====== Document ======
Yes I have those reference books but I do not have access to IRE procedings.
My quest was not an easy one and I reflected long as to why the NEC model
did not reflect an absolute zero Front to back. On reflection I realised
that a straight
element in an array is not necessarily the most efficient radiator. Then you
have the position
that a deformed radiator must have a definite coupling on other elements as
shown by Moxon
to have a resistive impedance, he used the bending of elements to pursue
this.
And there are other things to be concerned about such as element diameter
change as we move
away from the center as well as the element structure that is tubular and
not solid which would portray
a different aproach with respect to skin resistance. One thing I did look at
was the difference in F/B
when I went for maximum gain and the change that occured when I went for
maximum F/B and I was
surprised to see the F/R increase at a large rate and reach its maximum of
more than
50 percent improvement ( actually 100 % improvement for the low TOA )at the
loss of less than
one half db loss in gain because the range of maximum gain was reduced. In
retrospect this is not
surprising as the frontal lobe became larger in diameter at a lesser
percentage rate of what was
taken from the rear

Hopefully the weather will change soon so I can see exactly what is
happening with a full scale
array
Regards
Art

"Jerry Martes" wrote in message
news:Mf0Yd.43497$uc.34067@trnddc01...
====== Excerpted records ======
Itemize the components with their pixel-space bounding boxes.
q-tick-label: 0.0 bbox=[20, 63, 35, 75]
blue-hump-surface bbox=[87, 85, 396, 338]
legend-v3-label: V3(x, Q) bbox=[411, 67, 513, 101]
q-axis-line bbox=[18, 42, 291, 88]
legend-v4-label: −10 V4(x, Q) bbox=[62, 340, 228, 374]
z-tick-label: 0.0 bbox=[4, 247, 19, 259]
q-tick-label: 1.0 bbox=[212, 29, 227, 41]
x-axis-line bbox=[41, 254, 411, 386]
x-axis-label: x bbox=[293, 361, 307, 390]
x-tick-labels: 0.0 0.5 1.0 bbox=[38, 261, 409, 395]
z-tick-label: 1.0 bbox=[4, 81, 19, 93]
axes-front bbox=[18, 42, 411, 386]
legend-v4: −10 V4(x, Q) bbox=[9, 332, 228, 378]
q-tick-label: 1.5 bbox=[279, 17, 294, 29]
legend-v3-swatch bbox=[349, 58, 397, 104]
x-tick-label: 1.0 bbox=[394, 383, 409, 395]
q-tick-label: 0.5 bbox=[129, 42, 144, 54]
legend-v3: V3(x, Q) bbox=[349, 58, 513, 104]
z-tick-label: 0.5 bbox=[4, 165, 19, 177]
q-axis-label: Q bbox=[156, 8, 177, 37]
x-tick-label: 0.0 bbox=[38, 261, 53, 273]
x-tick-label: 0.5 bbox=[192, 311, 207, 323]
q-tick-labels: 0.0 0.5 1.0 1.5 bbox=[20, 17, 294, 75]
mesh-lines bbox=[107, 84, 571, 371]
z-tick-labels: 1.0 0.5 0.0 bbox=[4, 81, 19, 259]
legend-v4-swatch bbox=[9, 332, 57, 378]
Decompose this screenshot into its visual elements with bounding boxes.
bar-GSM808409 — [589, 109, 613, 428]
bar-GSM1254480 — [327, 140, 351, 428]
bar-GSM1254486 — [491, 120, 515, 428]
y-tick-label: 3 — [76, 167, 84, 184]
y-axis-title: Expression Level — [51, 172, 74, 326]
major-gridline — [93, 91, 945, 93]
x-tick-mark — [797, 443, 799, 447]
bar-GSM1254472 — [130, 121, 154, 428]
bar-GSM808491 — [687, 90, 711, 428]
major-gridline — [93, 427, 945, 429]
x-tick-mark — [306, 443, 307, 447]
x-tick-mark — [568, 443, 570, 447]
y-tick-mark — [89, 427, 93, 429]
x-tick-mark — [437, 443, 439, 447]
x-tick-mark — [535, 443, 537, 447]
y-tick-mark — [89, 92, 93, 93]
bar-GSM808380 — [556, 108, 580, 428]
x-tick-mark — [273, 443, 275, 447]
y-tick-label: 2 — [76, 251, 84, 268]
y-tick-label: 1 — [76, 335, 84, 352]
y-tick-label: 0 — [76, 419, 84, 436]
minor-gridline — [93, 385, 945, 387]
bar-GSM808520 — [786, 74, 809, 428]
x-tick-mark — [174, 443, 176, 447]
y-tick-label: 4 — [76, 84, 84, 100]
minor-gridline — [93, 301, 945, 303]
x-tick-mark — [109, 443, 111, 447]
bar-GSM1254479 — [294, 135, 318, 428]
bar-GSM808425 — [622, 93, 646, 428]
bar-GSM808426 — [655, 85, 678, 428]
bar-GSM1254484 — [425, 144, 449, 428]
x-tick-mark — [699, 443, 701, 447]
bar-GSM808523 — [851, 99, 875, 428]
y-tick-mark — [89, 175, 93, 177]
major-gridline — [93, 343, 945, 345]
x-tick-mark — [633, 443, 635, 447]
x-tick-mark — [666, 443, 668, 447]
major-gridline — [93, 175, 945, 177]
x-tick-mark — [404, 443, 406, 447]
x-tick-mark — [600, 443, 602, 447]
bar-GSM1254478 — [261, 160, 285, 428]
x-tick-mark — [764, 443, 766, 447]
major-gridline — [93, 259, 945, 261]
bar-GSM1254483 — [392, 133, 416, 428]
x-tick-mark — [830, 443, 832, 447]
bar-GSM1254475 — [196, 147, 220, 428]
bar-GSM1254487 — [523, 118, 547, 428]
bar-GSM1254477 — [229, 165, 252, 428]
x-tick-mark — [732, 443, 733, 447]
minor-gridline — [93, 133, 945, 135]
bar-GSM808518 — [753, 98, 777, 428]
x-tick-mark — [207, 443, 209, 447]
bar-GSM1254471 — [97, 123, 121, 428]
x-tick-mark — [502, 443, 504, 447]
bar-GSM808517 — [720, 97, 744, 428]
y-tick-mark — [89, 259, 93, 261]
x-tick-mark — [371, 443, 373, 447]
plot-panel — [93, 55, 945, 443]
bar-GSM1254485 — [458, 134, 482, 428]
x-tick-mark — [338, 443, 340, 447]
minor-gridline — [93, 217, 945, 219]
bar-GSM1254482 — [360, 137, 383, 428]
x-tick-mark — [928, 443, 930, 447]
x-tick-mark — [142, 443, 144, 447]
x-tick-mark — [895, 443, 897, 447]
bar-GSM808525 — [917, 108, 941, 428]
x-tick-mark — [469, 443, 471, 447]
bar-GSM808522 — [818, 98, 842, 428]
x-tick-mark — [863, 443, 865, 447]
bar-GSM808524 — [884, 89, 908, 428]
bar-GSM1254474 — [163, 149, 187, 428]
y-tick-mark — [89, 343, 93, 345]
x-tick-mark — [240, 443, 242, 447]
======
====== Excerpted records ======
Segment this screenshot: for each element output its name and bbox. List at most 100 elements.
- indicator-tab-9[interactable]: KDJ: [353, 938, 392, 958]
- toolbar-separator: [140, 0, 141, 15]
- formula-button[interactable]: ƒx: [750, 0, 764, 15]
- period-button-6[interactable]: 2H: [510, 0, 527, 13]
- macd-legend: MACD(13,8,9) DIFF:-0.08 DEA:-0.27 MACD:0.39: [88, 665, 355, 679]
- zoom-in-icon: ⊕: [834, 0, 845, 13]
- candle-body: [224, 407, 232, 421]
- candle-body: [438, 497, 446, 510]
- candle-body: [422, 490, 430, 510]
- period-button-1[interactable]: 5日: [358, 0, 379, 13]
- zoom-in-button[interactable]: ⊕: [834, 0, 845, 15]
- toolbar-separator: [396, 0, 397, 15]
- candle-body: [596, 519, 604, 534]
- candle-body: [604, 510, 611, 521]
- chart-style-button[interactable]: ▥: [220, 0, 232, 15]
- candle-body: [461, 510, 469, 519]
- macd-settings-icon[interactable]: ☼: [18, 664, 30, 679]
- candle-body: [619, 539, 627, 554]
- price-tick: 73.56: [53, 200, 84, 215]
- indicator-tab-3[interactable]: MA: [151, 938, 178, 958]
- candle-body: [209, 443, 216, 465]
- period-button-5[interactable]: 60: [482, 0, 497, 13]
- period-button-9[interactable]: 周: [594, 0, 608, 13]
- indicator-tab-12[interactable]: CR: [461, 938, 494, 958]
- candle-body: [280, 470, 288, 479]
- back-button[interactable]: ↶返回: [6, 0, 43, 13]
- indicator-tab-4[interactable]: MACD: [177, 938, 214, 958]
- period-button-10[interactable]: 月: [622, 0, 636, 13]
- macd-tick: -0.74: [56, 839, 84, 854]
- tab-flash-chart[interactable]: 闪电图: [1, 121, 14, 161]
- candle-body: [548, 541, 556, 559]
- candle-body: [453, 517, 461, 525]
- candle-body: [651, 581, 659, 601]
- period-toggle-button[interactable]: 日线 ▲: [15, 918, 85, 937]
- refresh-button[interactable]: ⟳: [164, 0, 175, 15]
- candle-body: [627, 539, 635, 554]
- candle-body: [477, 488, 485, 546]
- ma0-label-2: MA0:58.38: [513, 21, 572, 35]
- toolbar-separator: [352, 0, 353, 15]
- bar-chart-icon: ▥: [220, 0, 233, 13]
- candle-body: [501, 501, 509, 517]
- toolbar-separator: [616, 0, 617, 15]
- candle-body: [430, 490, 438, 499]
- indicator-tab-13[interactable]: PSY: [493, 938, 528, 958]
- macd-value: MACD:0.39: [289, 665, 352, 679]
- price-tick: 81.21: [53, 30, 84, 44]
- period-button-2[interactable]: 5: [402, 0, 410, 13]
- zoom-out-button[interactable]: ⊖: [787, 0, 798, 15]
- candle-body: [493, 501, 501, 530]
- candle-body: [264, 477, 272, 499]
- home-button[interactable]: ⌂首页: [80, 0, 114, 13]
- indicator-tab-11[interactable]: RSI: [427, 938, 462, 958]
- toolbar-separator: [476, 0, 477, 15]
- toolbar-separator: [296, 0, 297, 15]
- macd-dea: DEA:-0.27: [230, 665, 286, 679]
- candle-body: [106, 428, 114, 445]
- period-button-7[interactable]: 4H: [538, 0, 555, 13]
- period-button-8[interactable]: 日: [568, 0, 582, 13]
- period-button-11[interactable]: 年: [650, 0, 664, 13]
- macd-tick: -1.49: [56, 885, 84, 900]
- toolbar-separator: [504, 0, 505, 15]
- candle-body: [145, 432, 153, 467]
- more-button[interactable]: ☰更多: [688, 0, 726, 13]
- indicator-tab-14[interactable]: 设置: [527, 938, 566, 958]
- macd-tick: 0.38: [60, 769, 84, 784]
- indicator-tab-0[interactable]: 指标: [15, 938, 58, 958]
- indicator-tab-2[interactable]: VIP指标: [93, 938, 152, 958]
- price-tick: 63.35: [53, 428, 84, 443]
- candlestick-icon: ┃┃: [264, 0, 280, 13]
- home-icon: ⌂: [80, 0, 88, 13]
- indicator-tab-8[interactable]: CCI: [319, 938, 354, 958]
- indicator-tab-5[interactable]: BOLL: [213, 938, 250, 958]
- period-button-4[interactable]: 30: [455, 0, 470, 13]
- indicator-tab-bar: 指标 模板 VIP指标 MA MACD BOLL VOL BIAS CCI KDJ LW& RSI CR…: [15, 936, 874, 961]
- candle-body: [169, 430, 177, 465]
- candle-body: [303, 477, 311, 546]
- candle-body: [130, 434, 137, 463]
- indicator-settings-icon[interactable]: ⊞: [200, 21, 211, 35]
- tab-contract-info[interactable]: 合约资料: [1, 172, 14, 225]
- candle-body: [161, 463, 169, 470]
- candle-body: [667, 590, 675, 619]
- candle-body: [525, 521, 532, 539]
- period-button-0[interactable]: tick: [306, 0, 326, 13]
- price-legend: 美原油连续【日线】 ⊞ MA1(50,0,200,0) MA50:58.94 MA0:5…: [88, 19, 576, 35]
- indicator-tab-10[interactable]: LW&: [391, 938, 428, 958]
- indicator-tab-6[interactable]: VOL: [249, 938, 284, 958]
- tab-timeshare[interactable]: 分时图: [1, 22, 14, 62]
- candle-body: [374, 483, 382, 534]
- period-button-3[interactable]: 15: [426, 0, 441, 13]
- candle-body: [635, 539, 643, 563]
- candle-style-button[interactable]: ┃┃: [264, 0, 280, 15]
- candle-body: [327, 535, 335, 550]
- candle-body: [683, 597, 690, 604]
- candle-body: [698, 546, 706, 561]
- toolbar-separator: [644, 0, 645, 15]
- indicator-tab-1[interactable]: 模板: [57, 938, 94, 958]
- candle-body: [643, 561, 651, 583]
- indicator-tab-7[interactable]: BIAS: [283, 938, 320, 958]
======
====== Excerpted records ======
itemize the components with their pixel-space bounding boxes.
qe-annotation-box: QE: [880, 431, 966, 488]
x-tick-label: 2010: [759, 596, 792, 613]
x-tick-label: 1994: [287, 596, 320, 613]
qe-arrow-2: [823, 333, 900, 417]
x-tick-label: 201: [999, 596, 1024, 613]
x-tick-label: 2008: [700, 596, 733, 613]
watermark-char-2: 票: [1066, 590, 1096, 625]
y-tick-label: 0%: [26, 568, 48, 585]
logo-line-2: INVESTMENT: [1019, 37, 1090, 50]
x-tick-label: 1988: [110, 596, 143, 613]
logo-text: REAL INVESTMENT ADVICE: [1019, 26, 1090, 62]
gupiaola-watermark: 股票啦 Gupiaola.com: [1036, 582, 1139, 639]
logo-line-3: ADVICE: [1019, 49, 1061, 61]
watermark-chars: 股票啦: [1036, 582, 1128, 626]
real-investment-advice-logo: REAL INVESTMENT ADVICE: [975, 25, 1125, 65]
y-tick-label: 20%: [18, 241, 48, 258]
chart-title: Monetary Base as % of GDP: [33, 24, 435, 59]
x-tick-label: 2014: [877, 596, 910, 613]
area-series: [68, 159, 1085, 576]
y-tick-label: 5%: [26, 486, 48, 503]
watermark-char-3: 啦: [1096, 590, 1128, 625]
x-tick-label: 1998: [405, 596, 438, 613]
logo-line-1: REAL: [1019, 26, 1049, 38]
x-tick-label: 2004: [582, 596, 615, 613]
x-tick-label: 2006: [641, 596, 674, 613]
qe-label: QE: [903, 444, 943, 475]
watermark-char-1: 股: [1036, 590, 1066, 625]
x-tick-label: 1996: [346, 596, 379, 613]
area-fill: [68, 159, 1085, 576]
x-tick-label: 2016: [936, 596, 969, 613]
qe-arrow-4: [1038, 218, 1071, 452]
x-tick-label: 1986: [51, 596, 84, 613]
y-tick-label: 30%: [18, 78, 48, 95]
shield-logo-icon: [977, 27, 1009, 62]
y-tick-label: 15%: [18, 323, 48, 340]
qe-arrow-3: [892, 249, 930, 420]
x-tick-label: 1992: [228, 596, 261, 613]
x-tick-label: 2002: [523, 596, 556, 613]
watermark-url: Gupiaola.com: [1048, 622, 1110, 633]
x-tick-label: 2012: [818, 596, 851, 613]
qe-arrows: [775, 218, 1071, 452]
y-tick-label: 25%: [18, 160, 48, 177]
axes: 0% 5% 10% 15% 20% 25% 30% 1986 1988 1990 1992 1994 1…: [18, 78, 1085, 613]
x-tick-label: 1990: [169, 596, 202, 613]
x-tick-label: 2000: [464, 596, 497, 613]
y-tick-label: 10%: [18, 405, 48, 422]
======
Given task 1 -
Retype the lines of the listing word for word, starting with the line that contains "Segment this screenshot: for" and going on through the line that contains "- candle-body: [224, 407, 232, 421]".
Given task 2 -
Write what comes next in the forum post about antenna array front-to-back ratio, picking up after its final line.

Right answer 1 -
Segment this screenshot: for each element output its name and bbox. List at most 100 elements.
- indicator-tab-9[interactable]: KDJ: [353, 938, 392, 958]
- toolbar-separator: [140, 0, 141, 15]
- formula-button[interactable]: ƒx: [750, 0, 764, 15]
- period-button-6[interactable]: 2H: [510, 0, 527, 13]
- macd-legend: MACD(13,8,9) DIFF:-0.08 DEA:-0.27 MACD:0.39: [88, 665, 355, 679]
- zoom-in-icon: ⊕: [834, 0, 845, 13]
- candle-body: [224, 407, 232, 421]

Right answer 2 -
Art

If your question is "is there any written work that pertains to how gain
and sidelobes are related", the answer is Yes. I dont know where back
issues of the IRE Proceedings can be found. But, the Proceedings of the
Professional Group on Antennas will have so much information on current
distribution on a planer array that you may not have enough time left to
read it all.
The current distribution across an antenna aperature has been studdied
very seriously.

I am not qualified to discuss phased arrays. I am convinced that max
gain will not be acheived with the same current distribution as for
minimum side lobes. I realize that you write only "back lobes". But,
thats a side lobe at that special angle
I am rather simple minded when it comes to phased arrays. I use
Referance Data For Radio Engineers as a referance book. It has alot of
information on phased arrays. I suspect all the information I have has
already been concidered by you.

Jerry


" wrote in
message news:2w_Xd.52445$Ze3.8223@attbi_s51...
O.K..O..K Seems like everybody has forgotton the basics of the polygon of
forces
and other uses of vector so I will go over the basics.
At the age of 14 yearsI entered the School of Engineering and Navigation
where they hashed things from first principles, Since I had little
schooling
during those war years it gave me an accelerated course on what I had
missed
during those schoolless years which meant a lot of homework and I had to
work like hell.
From the name of the school it was evident that I would get a quick
introduction
on vectors for forces and navigation
. This went as follows:
When you swim across a swimming pool then you can swim point to point.
If you swim across a river and tried to swim point to point you finish up
on the
other side but down, stream thus to get to the original point of the
endeavor you
must swim upstream. If you are a ship or a plane it is obvious that you
must have enought fuel
to get from point to point so this becomes very important.
Thus going back to the river swim you can draw a vector or line
that follows the path you took first to cross the river. Since you have
units such as time and distance
you can draw that line in scalar form. Then you add on to the tail end of
the line the journey upstream
again in scalar form which will be something less than a 90 degree angle.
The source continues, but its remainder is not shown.